DATA PROVIDED
────────────────────────────────────────

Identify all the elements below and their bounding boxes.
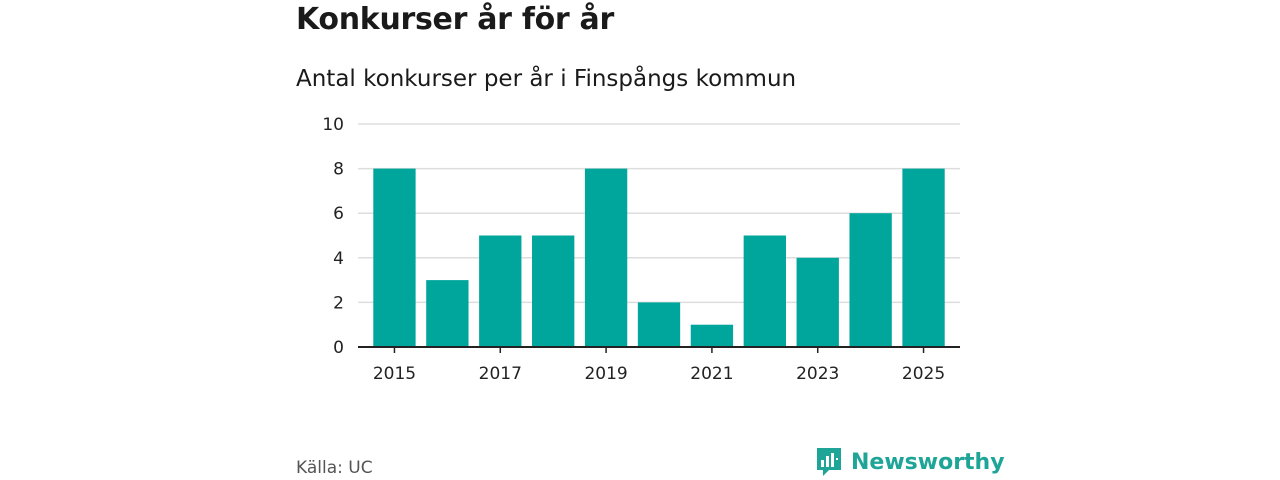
x-tick-label-2019: 2019	[584, 364, 627, 384]
bar-2023	[796, 257, 839, 347]
y-tick-label-4: 4	[333, 249, 344, 269]
chart-title: Konkurser år för år	[296, 2, 614, 37]
y-tick-label-2: 2	[333, 293, 344, 313]
x-tick-label-2023: 2023	[796, 364, 839, 384]
brand-logo: Newsworthy	[815, 446, 1005, 478]
bar-2021	[690, 324, 734, 347]
y-tick-label-0: 0	[333, 338, 344, 358]
y-tick-label-10: 10	[322, 115, 344, 135]
bar-2022	[743, 235, 786, 347]
x-tick-label-2017: 2017	[479, 364, 522, 384]
bar-2019	[584, 168, 628, 347]
bar-chart-speech-bubble-icon	[817, 448, 841, 476]
bar-2015	[373, 168, 416, 347]
x-tick-label-2015: 2015	[373, 364, 416, 384]
x-tick-label-2025: 2025	[902, 364, 945, 384]
source-text: Källa: UC	[296, 458, 373, 478]
bar-2020	[637, 302, 681, 347]
y-tick-label-6: 6	[333, 204, 344, 224]
bar-chart: 0 2 4 6 8 10 2015 2017 2019 2021 2023 2025	[322, 115, 960, 384]
bar-2025	[902, 168, 945, 347]
chart-subtitle: Antal konkurser per år i Finspångs kommu…	[296, 66, 797, 92]
x-tick-label-2021: 2021	[690, 364, 733, 384]
bar-2017	[479, 235, 522, 347]
y-tick-label-8: 8	[333, 160, 344, 180]
brand-name: Newsworthy	[851, 449, 1005, 475]
bar-2024	[849, 213, 892, 347]
bar-2016	[426, 280, 469, 347]
bar-2018	[532, 235, 575, 347]
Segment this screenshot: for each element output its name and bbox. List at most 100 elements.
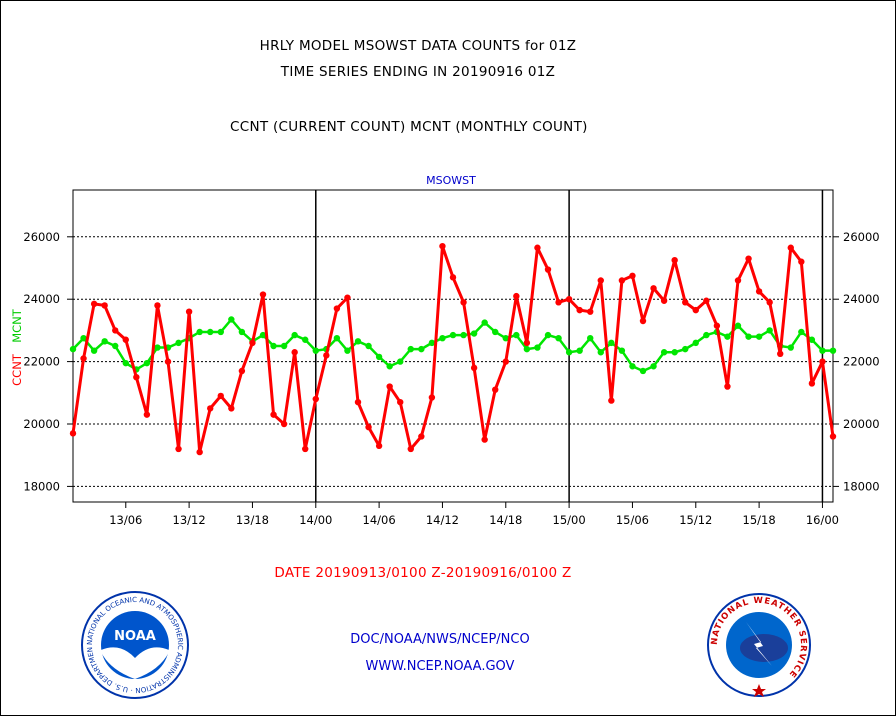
- data-point-ccnt: [449, 274, 457, 281]
- data-point-ccnt: [302, 445, 309, 453]
- data-point-mcnt: [90, 347, 98, 354]
- data-point-ccnt: [112, 327, 119, 334]
- data-point-mcnt: [217, 328, 224, 336]
- credit-line-2: WWW.NCEP.NOAA.GOV: [365, 659, 515, 674]
- data-point-mcnt: [639, 367, 647, 375]
- data-point-mcnt: [428, 339, 436, 347]
- data-point-ccnt: [270, 411, 277, 418]
- data-point-mcnt: [618, 347, 626, 354]
- data-point-ccnt: [502, 358, 509, 365]
- noaa-logo: NATIONAL OCEANIC AND ATMOSPHERIC ADMINIS…: [80, 590, 189, 699]
- plot-label: MSOWST: [426, 174, 476, 187]
- data-point-ccnt: [238, 367, 246, 375]
- data-point-ccnt: [798, 258, 805, 265]
- x-tick-label: 15/18: [743, 513, 776, 527]
- data-point-ccnt: [692, 306, 699, 314]
- x-tick-label: 14/12: [426, 513, 459, 527]
- y-tick-label-left: 20000: [23, 417, 60, 431]
- data-point-mcnt: [481, 319, 488, 326]
- data-point-mcnt: [143, 359, 151, 367]
- data-point-mcnt: [534, 344, 541, 351]
- data-point-ccnt: [460, 299, 467, 306]
- data-point-mcnt: [682, 345, 689, 353]
- data-point-mcnt: [207, 328, 214, 336]
- data-point-mcnt: [69, 345, 77, 353]
- y-tick-label-left: 24000: [23, 292, 60, 306]
- data-point-mcnt: [439, 335, 446, 342]
- data-point-ccnt: [143, 411, 151, 418]
- data-point-ccnt: [154, 302, 161, 309]
- data-point-ccnt: [407, 445, 414, 453]
- data-point-ccnt: [217, 392, 224, 400]
- data-point-ccnt: [777, 350, 784, 357]
- data-point-mcnt: [629, 363, 636, 370]
- x-tick-label: 15/06: [616, 513, 649, 527]
- data-point-mcnt: [829, 347, 837, 354]
- data-point-ccnt: [439, 242, 446, 250]
- data-point-mcnt: [597, 349, 604, 356]
- data-point-ccnt: [650, 285, 657, 292]
- data-point-ccnt: [249, 339, 256, 347]
- data-point-mcnt: [228, 316, 235, 323]
- data-point-ccnt: [259, 291, 267, 298]
- data-point-mcnt: [787, 344, 794, 351]
- data-point-mcnt: [671, 349, 678, 356]
- data-point-ccnt: [492, 386, 499, 393]
- data-point-mcnt: [502, 335, 509, 342]
- x-tick-label: 14/00: [299, 513, 332, 527]
- data-point-ccnt: [365, 423, 372, 431]
- data-point-ccnt: [133, 374, 140, 381]
- data-point-ccnt: [618, 277, 626, 284]
- data-point-ccnt: [228, 405, 235, 412]
- data-point-ccnt: [745, 255, 752, 262]
- data-point-ccnt: [639, 317, 647, 325]
- data-point-ccnt: [386, 383, 393, 390]
- data-point-ccnt: [587, 308, 594, 315]
- data-point-mcnt: [660, 349, 668, 356]
- data-point-ccnt: [428, 394, 436, 401]
- data-point-mcnt: [196, 328, 203, 336]
- noaa-logo-text: NOAA: [114, 629, 156, 644]
- data-point-mcnt: [375, 353, 383, 361]
- data-point-mcnt: [407, 345, 414, 353]
- data-point-ccnt: [122, 336, 129, 343]
- data-point-mcnt: [703, 331, 710, 339]
- data-point-mcnt: [122, 359, 129, 367]
- data-point-ccnt: [280, 420, 288, 428]
- data-point-ccnt: [69, 430, 77, 437]
- data-point-ccnt: [660, 297, 668, 304]
- data-point-mcnt: [333, 335, 341, 342]
- x-tick-label: 13/18: [236, 513, 269, 527]
- y-tick-label-right: 22000: [843, 355, 880, 369]
- data-point-mcnt: [523, 345, 531, 353]
- data-point-mcnt: [460, 331, 467, 339]
- x-tick-label: 13/06: [109, 513, 142, 527]
- data-point-ccnt: [565, 296, 573, 303]
- data-point-mcnt: [291, 331, 298, 339]
- data-point-mcnt: [154, 344, 161, 351]
- data-point-mcnt: [259, 331, 267, 339]
- data-point-mcnt: [798, 328, 805, 336]
- data-point-mcnt: [492, 328, 499, 336]
- data-point-ccnt: [196, 448, 203, 456]
- y-tick-label-left: 26000: [23, 230, 60, 244]
- data-point-mcnt: [608, 339, 615, 347]
- data-point-mcnt: [354, 338, 362, 345]
- data-point-mcnt: [175, 339, 182, 347]
- data-point-ccnt: [819, 358, 826, 365]
- data-point-ccnt: [787, 244, 794, 251]
- date-range-label: DATE 20190913/0100 Z-20190916/0100 Z: [274, 565, 572, 581]
- x-tick-label: 15/12: [679, 513, 712, 527]
- data-point-mcnt: [766, 327, 773, 334]
- data-point-mcnt: [544, 331, 552, 339]
- data-point-mcnt: [312, 347, 319, 354]
- x-tick-label: 13/12: [173, 513, 206, 527]
- x-tick-label: 16/00: [806, 513, 839, 527]
- data-point-mcnt: [386, 363, 393, 370]
- data-point-mcnt: [80, 335, 87, 342]
- ylabel-ccnt: CCNT: [10, 353, 24, 386]
- chart-title-line2: TIME SERIES ENDING IN 20190916 01Z: [280, 64, 556, 80]
- x-tick-label: 14/18: [489, 513, 522, 527]
- data-point-mcnt: [449, 331, 457, 339]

────────────────────────────────────────

WHAT YOU HAVE TO DO
Could you repeat the material word for word, starting at the line containing "364, 627, 384]" and ending with the line containing "Segment this screenshot: for", including both of those lines?

SOLUTION TO THE PROBLEM
x-tick-label-2019: 2019	[584, 364, 627, 384]
bar-2023	[796, 257, 839, 347]
y-tick-label-4: 4	[333, 249, 344, 269]
chart-title: Konkurser år för år	[296, 2, 614, 37]
y-tick-label-2: 2	[333, 293, 344, 313]
x-tick-label-2023: 2023	[796, 364, 839, 384]
brand-logo: Newsworthy	[815, 446, 1005, 478]
bar-2021	[690, 324, 734, 347]
y-tick-label-0: 0	[333, 338, 344, 358]
y-tick-label-10: 10	[322, 115, 344, 135]
bar-2022	[743, 235, 786, 347]
x-tick-label-2017: 2017	[479, 364, 522, 384]
bar-2019	[584, 168, 628, 347]
bar-chart-speech-bubble-icon	[817, 448, 841, 476]
bar-2015	[373, 168, 416, 347]
x-tick-label-2015: 2015	[373, 364, 416, 384]
x-tick-label-2025: 2025	[902, 364, 945, 384]
source-text: Källa: UC	[296, 458, 373, 478]
bar-2020	[637, 302, 681, 347]
y-tick-label-6: 6	[333, 204, 344, 224]
bar-chart: 0 2 4 6 8 10 2015 2017 2019 2021 2023 2025	[322, 115, 960, 384]
bar-2025	[902, 168, 945, 347]
chart-subtitle: Antal konkurser per år i Finspångs kommu…	[296, 66, 797, 92]
x-tick-label-2021: 2021	[690, 364, 733, 384]
bar-2017	[479, 235, 522, 347]
y-tick-label-8: 8	[333, 160, 344, 180]
brand-name: Newsworthy	[851, 449, 1005, 475]
bar-2024	[849, 213, 892, 347]
bar-2016	[426, 280, 469, 347]
bar-2018	[532, 235, 575, 347]
Segment this screenshot: for each element output its name and bbox. List at most 100 elements.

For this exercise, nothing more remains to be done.